AVAILABLE DATA

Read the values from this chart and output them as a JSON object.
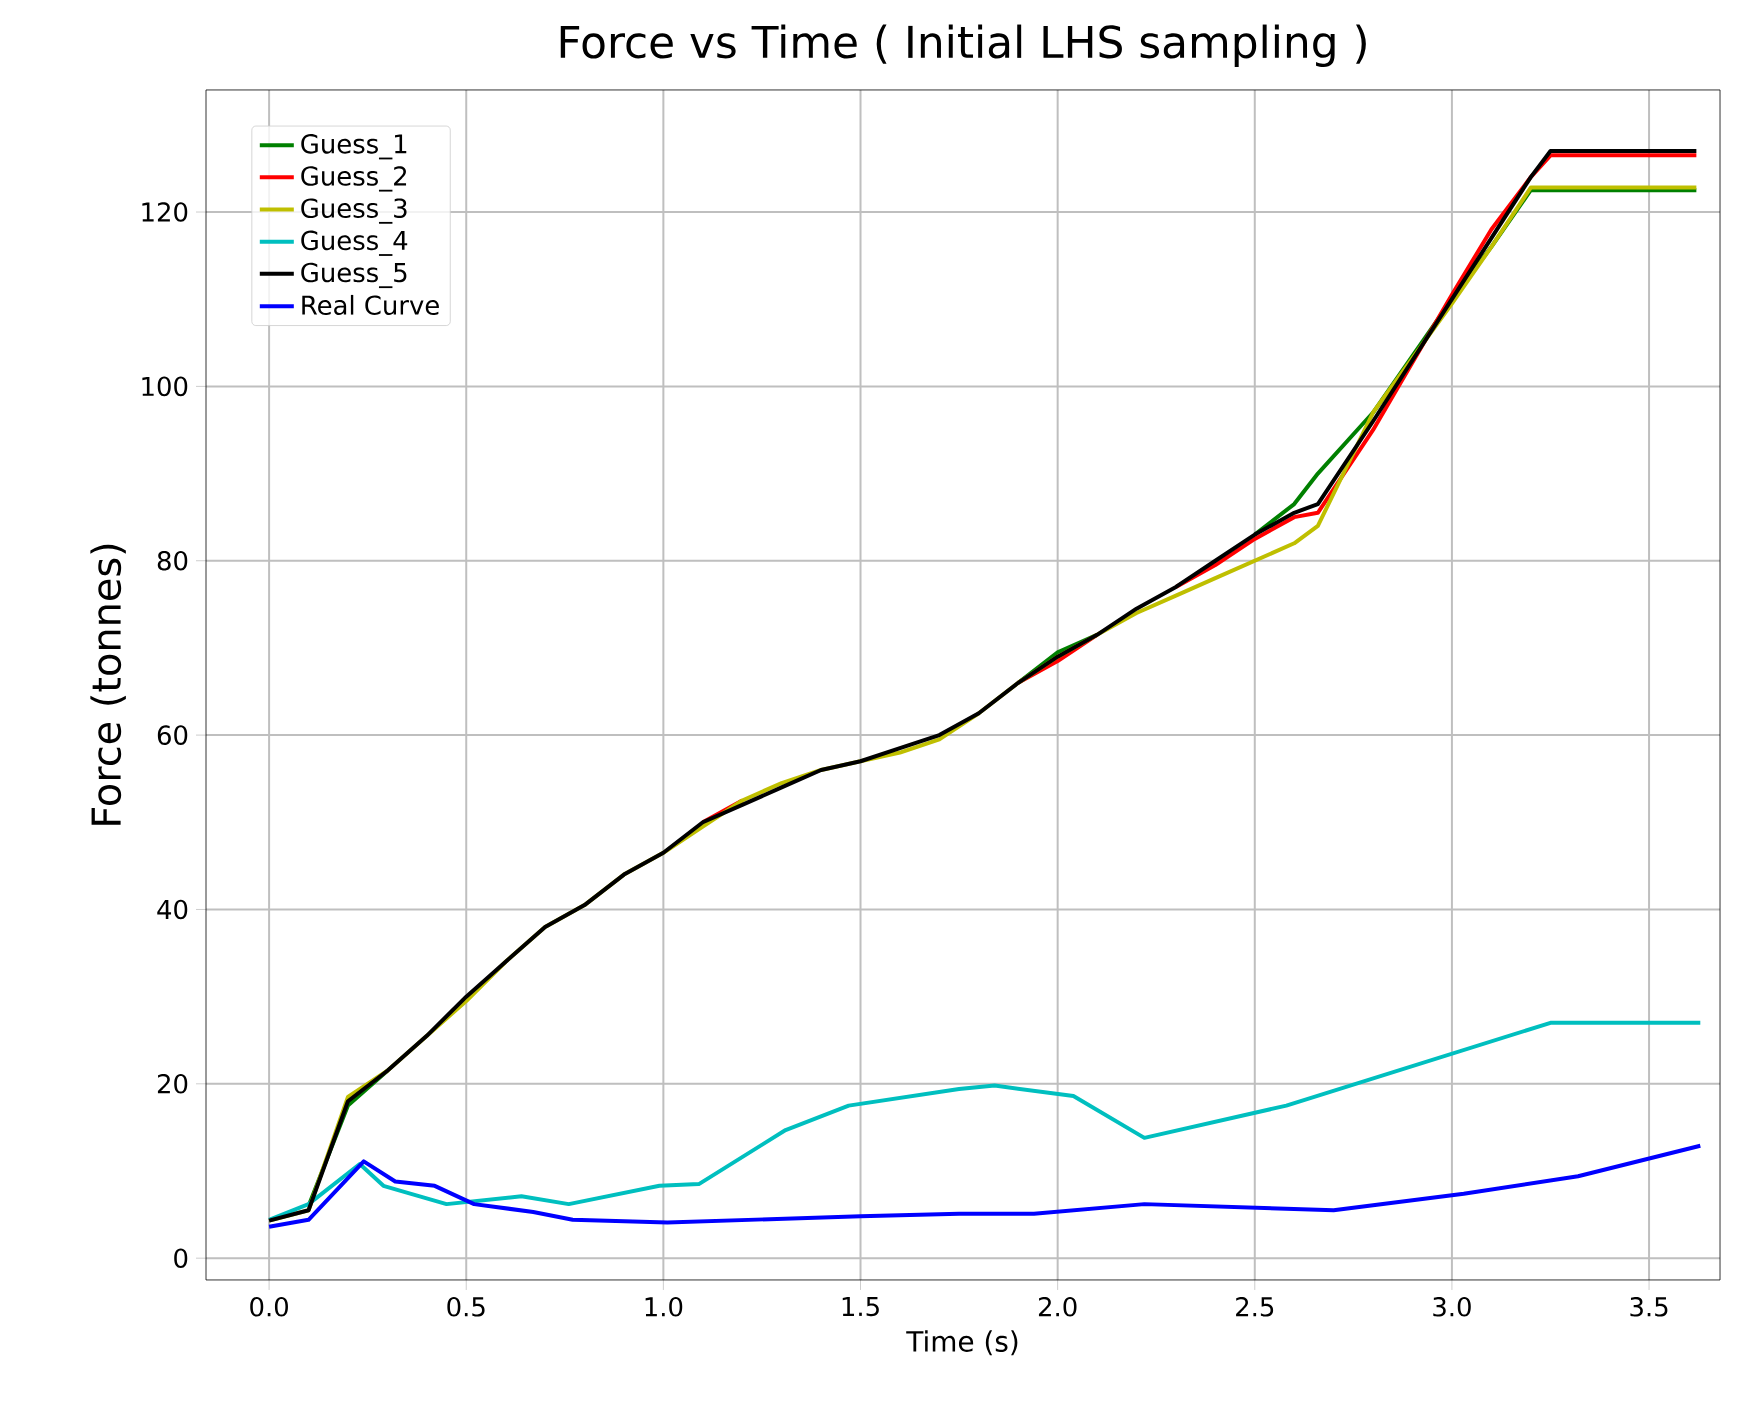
{
  "chart_data": {
    "type": "line",
    "title": "Force vs Time ( Initial LHS sampling )",
    "xlabel": "Time (s)",
    "ylabel": "Force (tonnes)",
    "xlim": [
      -0.16,
      3.68
    ],
    "ylim": [
      -2.5,
      134
    ],
    "xticks": [
      {
        "value": 0,
        "label": "0.0"
      },
      {
        "value": 0.5,
        "label": "0.5"
      },
      {
        "value": 1,
        "label": "1.0"
      },
      {
        "value": 1.5,
        "label": "1.5"
      },
      {
        "value": 2,
        "label": "2.0"
      },
      {
        "value": 2.5,
        "label": "2.5"
      },
      {
        "value": 3,
        "label": "3.0"
      },
      {
        "value": 3.5,
        "label": "3.5"
      }
    ],
    "yticks": [
      0,
      20,
      40,
      60,
      80,
      100,
      120
    ],
    "grid": true,
    "legend": "top left",
    "line_style": "solid",
    "marker": "none",
    "x": [
      0,
      0.1,
      0.2,
      0.3,
      0.4,
      0.5,
      0.6,
      0.7,
      0.8,
      0.9,
      1.0,
      1.1,
      1.2,
      1.3,
      1.4,
      1.5,
      1.6,
      1.7,
      1.8,
      1.9,
      2.0,
      2.1,
      2.2,
      2.3,
      2.4,
      2.5,
      2.6,
      2.66,
      2.8,
      3.0,
      3.1,
      3.2,
      3.25,
      3.62
    ],
    "series": [
      {
        "name": "Guess_1",
        "color": "#008000",
        "values": [
          null,
          6,
          17.5,
          21.5,
          null,
          null,
          null,
          null,
          null,
          null,
          null,
          null,
          null,
          null,
          null,
          null,
          null,
          null,
          null,
          66,
          69.5,
          71.5,
          null,
          null,
          null,
          83,
          86.5,
          90,
          97,
          110,
          116,
          122.5,
          122.5,
          122.5
        ]
      },
      {
        "name": "Guess_2",
        "color": "#ff0000",
        "values": [
          null,
          null,
          null,
          null,
          null,
          null,
          null,
          null,
          null,
          null,
          null,
          50,
          52.5,
          null,
          null,
          null,
          null,
          null,
          null,
          66,
          68.5,
          71.5,
          null,
          77,
          79.5,
          82.5,
          85,
          85.5,
          95,
          110.5,
          118,
          124,
          126.5,
          126.5
        ]
      },
      {
        "name": "Guess_3",
        "color": "#bfbf00",
        "values": [
          4.3,
          5.5,
          18.5,
          21.5,
          25.5,
          29.5,
          34,
          38,
          40.5,
          44,
          46.5,
          49.5,
          52.5,
          54.5,
          56,
          57,
          58,
          59.5,
          62.5,
          66,
          69,
          71.5,
          74,
          76,
          78,
          80,
          82,
          84,
          97,
          109.5,
          116,
          122.8,
          122.8,
          122.8
        ]
      },
      {
        "name": "Guess_4",
        "color": "#00bfbf",
        "x": [
          0,
          0.1,
          0.23,
          0.29,
          0.45,
          0.64,
          0.76,
          0.99,
          1.09,
          1.31,
          1.47,
          1.75,
          1.84,
          2.04,
          2.22,
          2.58,
          3.25,
          3.63
        ],
        "values": [
          4.4,
          6.2,
          10.8,
          8.3,
          6.2,
          7.1,
          6.2,
          8.3,
          8.5,
          14.7,
          17.5,
          19.4,
          19.8,
          18.6,
          13.8,
          17.5,
          27,
          27
        ]
      },
      {
        "name": "Guess_5",
        "color": "#000000",
        "values": [
          4.3,
          5.5,
          18,
          21.5,
          25.5,
          30,
          34,
          38,
          40.5,
          44,
          46.5,
          50,
          52,
          54,
          56,
          57,
          58.5,
          60,
          62.5,
          66,
          69,
          71.5,
          74.5,
          77,
          80,
          83,
          85.5,
          86.5,
          96,
          110,
          117,
          124,
          127,
          127
        ]
      },
      {
        "name": "Real Curve",
        "color": "#0000ff",
        "x": [
          0,
          0.1,
          0.24,
          0.32,
          0.42,
          0.52,
          0.67,
          0.77,
          1.01,
          1.5,
          1.75,
          1.94,
          2.22,
          2.7,
          3.03,
          3.32,
          3.63
        ],
        "values": [
          3.6,
          4.4,
          11.1,
          8.8,
          8.3,
          6.2,
          5.3,
          4.4,
          4.1,
          4.8,
          5.1,
          5.1,
          6.2,
          5.5,
          7.4,
          9.4,
          12.9
        ]
      }
    ]
  }
}
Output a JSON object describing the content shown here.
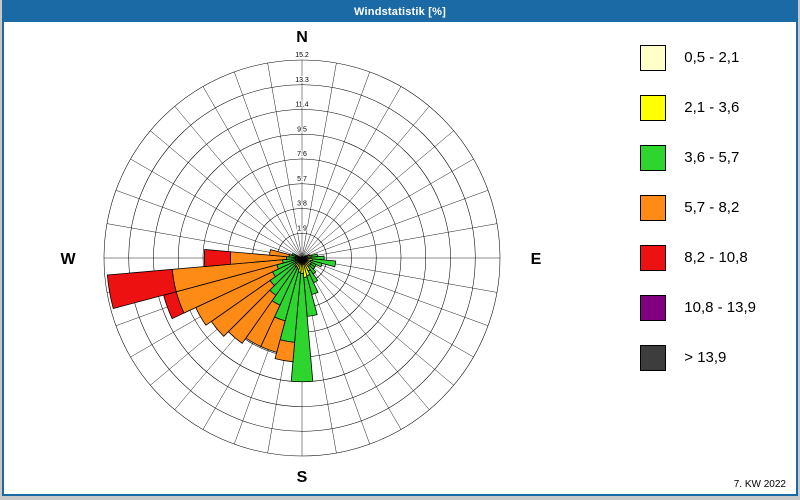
{
  "window": {
    "title": "Windstatistik [%]",
    "titlebar_color": "#1b6aa5",
    "border_color": "#1b6aa5"
  },
  "footer": {
    "week_label": "7. KW 2022"
  },
  "chart_data": {
    "type": "wind_rose",
    "title": "Windstatistik [%]",
    "units": "percent frequency",
    "legend_position": "right",
    "grid": true,
    "sector_width_deg": 10,
    "max": 15.2,
    "rings": [
      1.9,
      3.8,
      5.7,
      7.6,
      9.5,
      11.4,
      13.3,
      15.2
    ],
    "ring_labels": [
      "1.9",
      "3.8",
      "5.7",
      "7.6",
      "9.5",
      "11.4",
      "13.3",
      "15.2"
    ],
    "compass": {
      "n": "N",
      "e": "E",
      "s": "S",
      "w": "W"
    },
    "bins": [
      {
        "label": "0,5 - 2,1",
        "color": "#ffffc8"
      },
      {
        "label": "2,1 - 3,6",
        "color": "#ffff00"
      },
      {
        "label": "3,6 - 5,7",
        "color": "#2fd52f"
      },
      {
        "label": "5,7 - 8,2",
        "color": "#ff8b17"
      },
      {
        "label": "8,2 - 10,8",
        "color": "#ee1111"
      },
      {
        "label": "10,8 - 13,9",
        "color": "#800080"
      },
      {
        "label": "> 13,9",
        "color": "#3d3d3d"
      }
    ],
    "directions": [
      {
        "deg": 60,
        "values": [
          0.3,
          0,
          0,
          0,
          0,
          0,
          0
        ]
      },
      {
        "deg": 70,
        "values": [
          0.3,
          0.3,
          0,
          0,
          0,
          0,
          0
        ]
      },
      {
        "deg": 80,
        "values": [
          0.3,
          0.4,
          0.5,
          0,
          0,
          0,
          0
        ]
      },
      {
        "deg": 90,
        "values": [
          0.3,
          0.4,
          1.0,
          0,
          0,
          0,
          0
        ]
      },
      {
        "deg": 100,
        "values": [
          0.3,
          0.5,
          1.8,
          0,
          0,
          0,
          0
        ]
      },
      {
        "deg": 110,
        "values": [
          0.3,
          0.4,
          0.9,
          0,
          0,
          0,
          0
        ]
      },
      {
        "deg": 120,
        "values": [
          0.3,
          0.5,
          0.4,
          0,
          0,
          0,
          0
        ]
      },
      {
        "deg": 130,
        "values": [
          0.3,
          0.5,
          0.4,
          0,
          0,
          0,
          0
        ]
      },
      {
        "deg": 140,
        "values": [
          0.3,
          0.5,
          0.7,
          0,
          0,
          0,
          0
        ]
      },
      {
        "deg": 150,
        "values": [
          0.4,
          0.7,
          1.0,
          0,
          0,
          0,
          0
        ]
      },
      {
        "deg": 160,
        "values": [
          0.5,
          0.9,
          1.5,
          0,
          0,
          0,
          0
        ]
      },
      {
        "deg": 170,
        "values": [
          0.5,
          1.0,
          3.0,
          0,
          0,
          0,
          0
        ]
      },
      {
        "deg": 180,
        "values": [
          0.4,
          0.8,
          8.3,
          0,
          0,
          0,
          0
        ]
      },
      {
        "deg": 190,
        "values": [
          0.4,
          0.7,
          5.4,
          1.5,
          0,
          0,
          0
        ]
      },
      {
        "deg": 200,
        "values": [
          0.3,
          0.6,
          4.1,
          2.5,
          0,
          0,
          0
        ]
      },
      {
        "deg": 210,
        "values": [
          0.3,
          0.5,
          3.2,
          3.5,
          0,
          0,
          0
        ]
      },
      {
        "deg": 220,
        "values": [
          0.3,
          0.5,
          2.7,
          4.5,
          0,
          0,
          0
        ]
      },
      {
        "deg": 230,
        "values": [
          0.2,
          0.4,
          2.4,
          5.5,
          0,
          0,
          0
        ]
      },
      {
        "deg": 240,
        "values": [
          0.2,
          0.4,
          1.9,
          6.5,
          0,
          0,
          0
        ]
      },
      {
        "deg": 250,
        "values": [
          0.2,
          0.3,
          1.5,
          8.0,
          1.0,
          0,
          0
        ]
      },
      {
        "deg": 260,
        "values": [
          0.2,
          0.3,
          1.0,
          8.5,
          5.0,
          0,
          0
        ]
      },
      {
        "deg": 270,
        "values": [
          0.2,
          0.3,
          0.7,
          4.3,
          2.0,
          0,
          0
        ]
      },
      {
        "deg": 280,
        "values": [
          0.2,
          0.3,
          0.5,
          1.5,
          0,
          0,
          0
        ]
      },
      {
        "deg": 290,
        "values": [
          0.2,
          0.3,
          0.3,
          0,
          0,
          0,
          0
        ]
      }
    ]
  }
}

GIVEN EXERCISE
Scan the material above. Extract every line in which the word "object" occurs.

EXPECTED OUTPUT
Read the values from this chart and output them as a JSON object.
Output a JSON object describing the content shown here.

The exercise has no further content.